▸ **EXERCISE DIRECTIONS**
Go through the listing and copy each line with the string "performing".

(Extracted records)
_ _ _ _ _ _ _
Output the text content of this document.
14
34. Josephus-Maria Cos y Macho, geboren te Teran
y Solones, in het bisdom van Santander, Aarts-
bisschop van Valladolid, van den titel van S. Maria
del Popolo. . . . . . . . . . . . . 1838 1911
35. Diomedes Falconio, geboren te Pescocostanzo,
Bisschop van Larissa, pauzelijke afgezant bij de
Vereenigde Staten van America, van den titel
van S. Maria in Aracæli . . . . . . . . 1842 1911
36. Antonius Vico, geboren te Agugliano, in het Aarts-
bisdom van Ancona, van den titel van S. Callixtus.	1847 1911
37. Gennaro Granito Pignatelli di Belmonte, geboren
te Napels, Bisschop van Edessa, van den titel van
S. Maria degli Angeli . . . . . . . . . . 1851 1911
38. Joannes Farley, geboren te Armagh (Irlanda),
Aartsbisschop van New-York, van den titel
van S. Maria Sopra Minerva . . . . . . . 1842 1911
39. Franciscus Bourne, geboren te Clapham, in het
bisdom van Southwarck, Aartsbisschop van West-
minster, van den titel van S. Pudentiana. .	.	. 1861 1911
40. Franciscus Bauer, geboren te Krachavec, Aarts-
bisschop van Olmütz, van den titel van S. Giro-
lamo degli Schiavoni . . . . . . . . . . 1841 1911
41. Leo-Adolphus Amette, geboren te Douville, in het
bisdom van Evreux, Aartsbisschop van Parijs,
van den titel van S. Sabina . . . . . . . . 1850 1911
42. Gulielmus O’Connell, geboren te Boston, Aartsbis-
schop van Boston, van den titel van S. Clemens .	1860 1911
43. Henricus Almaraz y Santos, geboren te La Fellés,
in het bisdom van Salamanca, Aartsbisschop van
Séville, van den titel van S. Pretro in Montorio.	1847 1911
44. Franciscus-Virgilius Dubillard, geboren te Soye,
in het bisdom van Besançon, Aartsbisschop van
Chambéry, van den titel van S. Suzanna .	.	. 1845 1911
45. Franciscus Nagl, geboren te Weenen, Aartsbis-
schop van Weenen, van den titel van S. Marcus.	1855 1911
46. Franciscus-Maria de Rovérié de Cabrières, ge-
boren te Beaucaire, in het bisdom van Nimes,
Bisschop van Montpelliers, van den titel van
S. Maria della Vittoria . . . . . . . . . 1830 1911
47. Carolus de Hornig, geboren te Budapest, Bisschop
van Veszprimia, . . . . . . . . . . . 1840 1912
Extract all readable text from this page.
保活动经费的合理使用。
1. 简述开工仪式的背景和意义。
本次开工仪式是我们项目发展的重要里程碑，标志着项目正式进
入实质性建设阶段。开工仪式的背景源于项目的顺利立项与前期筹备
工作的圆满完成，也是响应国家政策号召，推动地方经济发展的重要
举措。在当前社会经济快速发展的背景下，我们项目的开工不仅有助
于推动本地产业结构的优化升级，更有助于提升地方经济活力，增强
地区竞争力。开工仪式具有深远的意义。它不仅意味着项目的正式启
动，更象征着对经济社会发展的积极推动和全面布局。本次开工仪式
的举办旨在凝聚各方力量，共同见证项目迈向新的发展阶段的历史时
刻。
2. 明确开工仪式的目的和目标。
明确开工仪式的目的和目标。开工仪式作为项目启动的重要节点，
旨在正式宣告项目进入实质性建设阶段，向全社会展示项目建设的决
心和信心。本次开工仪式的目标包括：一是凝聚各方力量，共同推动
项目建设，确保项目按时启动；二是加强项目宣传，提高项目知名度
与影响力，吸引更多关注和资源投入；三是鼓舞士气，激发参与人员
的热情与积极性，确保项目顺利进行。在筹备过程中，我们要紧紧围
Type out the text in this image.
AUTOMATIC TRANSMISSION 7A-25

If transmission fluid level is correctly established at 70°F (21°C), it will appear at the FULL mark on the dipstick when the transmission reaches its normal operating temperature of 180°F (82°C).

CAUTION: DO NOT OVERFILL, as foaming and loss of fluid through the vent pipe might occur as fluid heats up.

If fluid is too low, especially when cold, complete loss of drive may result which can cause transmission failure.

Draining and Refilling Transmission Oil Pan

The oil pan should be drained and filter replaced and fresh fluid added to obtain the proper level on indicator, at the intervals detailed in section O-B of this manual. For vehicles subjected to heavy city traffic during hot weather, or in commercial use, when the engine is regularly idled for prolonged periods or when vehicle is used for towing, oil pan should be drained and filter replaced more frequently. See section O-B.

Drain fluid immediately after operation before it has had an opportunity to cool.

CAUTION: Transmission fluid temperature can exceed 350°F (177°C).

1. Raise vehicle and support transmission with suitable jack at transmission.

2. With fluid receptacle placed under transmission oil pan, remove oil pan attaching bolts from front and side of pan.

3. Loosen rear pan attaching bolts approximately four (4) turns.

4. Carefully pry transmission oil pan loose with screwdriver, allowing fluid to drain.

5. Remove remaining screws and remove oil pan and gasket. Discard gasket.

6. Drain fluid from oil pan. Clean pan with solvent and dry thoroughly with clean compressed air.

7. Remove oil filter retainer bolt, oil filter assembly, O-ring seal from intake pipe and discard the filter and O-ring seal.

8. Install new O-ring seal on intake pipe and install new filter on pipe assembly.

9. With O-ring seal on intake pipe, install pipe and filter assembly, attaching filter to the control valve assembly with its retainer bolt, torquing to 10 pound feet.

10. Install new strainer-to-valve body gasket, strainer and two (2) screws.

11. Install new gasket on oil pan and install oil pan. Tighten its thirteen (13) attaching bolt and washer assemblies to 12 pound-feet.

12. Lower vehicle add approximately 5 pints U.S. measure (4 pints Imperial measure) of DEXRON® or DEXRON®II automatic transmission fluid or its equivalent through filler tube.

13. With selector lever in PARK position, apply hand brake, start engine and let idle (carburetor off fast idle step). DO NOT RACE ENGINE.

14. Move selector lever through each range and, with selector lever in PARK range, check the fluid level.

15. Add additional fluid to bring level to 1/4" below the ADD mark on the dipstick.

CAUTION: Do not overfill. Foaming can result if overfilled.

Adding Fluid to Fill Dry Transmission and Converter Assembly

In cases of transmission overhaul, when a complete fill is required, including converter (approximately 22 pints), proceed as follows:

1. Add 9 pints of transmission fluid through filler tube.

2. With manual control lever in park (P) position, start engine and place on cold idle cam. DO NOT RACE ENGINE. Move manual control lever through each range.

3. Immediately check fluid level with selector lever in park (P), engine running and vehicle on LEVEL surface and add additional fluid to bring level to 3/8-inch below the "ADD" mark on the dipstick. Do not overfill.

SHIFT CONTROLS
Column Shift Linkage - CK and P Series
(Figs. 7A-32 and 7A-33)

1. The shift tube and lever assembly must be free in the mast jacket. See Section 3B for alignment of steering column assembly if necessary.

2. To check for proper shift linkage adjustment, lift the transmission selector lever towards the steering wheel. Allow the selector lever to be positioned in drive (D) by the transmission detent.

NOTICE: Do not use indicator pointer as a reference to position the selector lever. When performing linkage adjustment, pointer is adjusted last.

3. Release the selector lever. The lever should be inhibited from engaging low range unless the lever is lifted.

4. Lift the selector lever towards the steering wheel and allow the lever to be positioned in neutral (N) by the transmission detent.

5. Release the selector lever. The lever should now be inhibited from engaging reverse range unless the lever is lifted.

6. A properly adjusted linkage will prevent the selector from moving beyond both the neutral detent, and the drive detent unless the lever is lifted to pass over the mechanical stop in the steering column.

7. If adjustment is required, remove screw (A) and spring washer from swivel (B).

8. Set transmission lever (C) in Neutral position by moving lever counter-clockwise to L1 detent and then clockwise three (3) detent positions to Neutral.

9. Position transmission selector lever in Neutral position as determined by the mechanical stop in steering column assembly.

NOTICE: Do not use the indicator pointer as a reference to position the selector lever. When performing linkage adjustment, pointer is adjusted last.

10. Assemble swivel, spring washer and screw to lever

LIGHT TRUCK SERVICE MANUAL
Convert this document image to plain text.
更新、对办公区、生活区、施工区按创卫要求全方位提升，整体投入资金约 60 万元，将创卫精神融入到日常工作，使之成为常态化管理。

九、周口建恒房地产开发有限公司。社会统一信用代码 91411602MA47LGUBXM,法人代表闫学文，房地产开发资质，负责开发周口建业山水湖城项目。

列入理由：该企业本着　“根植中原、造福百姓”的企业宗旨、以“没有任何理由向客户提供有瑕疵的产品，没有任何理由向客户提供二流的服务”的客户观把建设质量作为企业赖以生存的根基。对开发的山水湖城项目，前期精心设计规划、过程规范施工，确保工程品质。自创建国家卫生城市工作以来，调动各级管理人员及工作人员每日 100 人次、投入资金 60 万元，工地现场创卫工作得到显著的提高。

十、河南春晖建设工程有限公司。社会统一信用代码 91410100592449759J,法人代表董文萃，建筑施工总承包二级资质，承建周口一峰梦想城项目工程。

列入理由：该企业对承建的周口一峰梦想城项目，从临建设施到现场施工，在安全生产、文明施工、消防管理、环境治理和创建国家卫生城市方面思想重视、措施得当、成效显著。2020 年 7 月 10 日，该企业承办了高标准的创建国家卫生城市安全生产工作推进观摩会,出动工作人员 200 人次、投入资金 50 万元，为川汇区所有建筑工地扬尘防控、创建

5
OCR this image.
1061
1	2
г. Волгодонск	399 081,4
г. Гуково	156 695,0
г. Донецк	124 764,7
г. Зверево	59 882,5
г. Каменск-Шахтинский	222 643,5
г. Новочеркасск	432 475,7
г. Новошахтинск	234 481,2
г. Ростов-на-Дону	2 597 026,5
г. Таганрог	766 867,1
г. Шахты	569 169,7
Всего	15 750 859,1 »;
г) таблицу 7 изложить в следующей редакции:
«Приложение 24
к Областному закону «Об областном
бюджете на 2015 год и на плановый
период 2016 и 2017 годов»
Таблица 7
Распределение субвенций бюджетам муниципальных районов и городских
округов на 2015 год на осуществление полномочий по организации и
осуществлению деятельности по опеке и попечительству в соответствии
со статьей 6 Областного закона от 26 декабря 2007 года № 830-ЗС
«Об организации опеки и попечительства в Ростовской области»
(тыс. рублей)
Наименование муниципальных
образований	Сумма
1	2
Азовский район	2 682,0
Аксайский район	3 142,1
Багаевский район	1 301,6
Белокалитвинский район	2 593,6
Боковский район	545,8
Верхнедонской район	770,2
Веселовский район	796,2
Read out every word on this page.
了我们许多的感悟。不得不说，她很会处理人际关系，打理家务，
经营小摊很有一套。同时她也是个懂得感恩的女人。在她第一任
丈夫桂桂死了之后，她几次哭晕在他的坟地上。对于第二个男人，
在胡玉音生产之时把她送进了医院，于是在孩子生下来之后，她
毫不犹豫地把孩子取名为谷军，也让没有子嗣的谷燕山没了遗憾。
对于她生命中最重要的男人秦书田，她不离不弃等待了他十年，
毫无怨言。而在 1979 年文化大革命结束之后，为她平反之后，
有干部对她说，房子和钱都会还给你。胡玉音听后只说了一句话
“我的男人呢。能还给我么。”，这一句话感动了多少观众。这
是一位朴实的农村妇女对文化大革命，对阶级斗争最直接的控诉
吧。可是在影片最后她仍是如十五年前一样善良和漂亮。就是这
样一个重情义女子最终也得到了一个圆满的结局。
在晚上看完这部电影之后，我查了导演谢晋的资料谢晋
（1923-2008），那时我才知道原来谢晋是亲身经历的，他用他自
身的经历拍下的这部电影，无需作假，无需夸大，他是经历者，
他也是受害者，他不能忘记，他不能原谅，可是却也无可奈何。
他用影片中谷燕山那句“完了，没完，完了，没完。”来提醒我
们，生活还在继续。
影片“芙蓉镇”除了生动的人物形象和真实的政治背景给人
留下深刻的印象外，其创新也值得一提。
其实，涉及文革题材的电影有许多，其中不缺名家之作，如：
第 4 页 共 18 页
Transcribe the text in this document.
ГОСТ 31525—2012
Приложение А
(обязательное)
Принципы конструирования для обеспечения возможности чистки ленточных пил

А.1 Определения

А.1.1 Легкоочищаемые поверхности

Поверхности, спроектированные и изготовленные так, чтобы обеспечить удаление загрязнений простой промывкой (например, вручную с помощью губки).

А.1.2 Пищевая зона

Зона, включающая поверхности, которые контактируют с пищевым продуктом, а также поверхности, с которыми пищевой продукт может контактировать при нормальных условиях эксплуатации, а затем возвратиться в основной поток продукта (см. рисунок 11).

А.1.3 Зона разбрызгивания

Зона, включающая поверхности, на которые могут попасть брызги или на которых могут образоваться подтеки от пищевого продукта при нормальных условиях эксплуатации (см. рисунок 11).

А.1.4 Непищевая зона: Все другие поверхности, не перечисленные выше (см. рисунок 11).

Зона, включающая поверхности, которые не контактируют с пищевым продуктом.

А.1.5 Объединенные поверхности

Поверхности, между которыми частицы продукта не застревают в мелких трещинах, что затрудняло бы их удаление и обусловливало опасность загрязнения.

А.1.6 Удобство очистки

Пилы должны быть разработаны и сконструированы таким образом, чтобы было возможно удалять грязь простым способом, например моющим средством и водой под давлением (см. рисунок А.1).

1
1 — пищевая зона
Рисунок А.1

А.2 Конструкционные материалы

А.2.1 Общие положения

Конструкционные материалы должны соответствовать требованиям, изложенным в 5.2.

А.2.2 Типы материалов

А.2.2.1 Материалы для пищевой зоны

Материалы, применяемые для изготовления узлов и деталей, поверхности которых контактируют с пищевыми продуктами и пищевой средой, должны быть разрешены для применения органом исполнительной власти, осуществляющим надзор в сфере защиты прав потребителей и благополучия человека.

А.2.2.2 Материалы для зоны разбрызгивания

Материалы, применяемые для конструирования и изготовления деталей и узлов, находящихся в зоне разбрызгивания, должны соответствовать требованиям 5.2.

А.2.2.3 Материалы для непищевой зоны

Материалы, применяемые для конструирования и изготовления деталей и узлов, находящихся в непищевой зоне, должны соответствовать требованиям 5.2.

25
_ _ _ _ _ _ _
▸ **SOLUTION TO THE PROBLEM**
NOTICE: Do not use indicator pointer as a reference to position the selector lever. When performing linkage adjustment, pointer is adjusted last.
NOTICE: Do not use the indicator pointer as a reference to position the selector lever. When performing linkage adjustment, pointer is adjusted last.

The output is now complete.